- DIRECTIONS FOR THIS TASK:
Search the data for the word "风险确认". Reproduce every line where it is found.

- Records from a dataset:
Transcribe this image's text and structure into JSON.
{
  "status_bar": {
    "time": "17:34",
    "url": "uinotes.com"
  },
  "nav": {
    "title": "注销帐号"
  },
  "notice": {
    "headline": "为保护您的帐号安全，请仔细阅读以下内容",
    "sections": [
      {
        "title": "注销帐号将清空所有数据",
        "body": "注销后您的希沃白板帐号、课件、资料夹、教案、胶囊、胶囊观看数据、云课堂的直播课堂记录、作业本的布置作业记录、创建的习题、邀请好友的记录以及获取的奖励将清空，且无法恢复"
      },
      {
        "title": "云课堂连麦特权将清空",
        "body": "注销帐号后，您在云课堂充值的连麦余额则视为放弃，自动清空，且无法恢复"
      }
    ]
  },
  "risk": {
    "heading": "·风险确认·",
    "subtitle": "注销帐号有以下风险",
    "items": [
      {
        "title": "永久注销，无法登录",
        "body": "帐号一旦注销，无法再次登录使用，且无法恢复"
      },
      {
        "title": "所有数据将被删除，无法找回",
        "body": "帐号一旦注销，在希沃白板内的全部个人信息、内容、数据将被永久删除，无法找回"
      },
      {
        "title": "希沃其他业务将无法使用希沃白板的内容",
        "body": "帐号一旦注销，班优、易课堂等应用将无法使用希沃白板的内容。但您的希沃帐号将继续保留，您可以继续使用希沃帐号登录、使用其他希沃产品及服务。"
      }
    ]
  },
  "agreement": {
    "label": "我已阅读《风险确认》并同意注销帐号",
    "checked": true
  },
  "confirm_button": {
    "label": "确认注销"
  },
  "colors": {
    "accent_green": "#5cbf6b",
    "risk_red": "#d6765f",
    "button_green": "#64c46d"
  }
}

- SOLUTION TO THIS EXERCISE:
    "heading": "·风险确认·",
    "label": "我已阅读《风险确认》并同意注销帐号",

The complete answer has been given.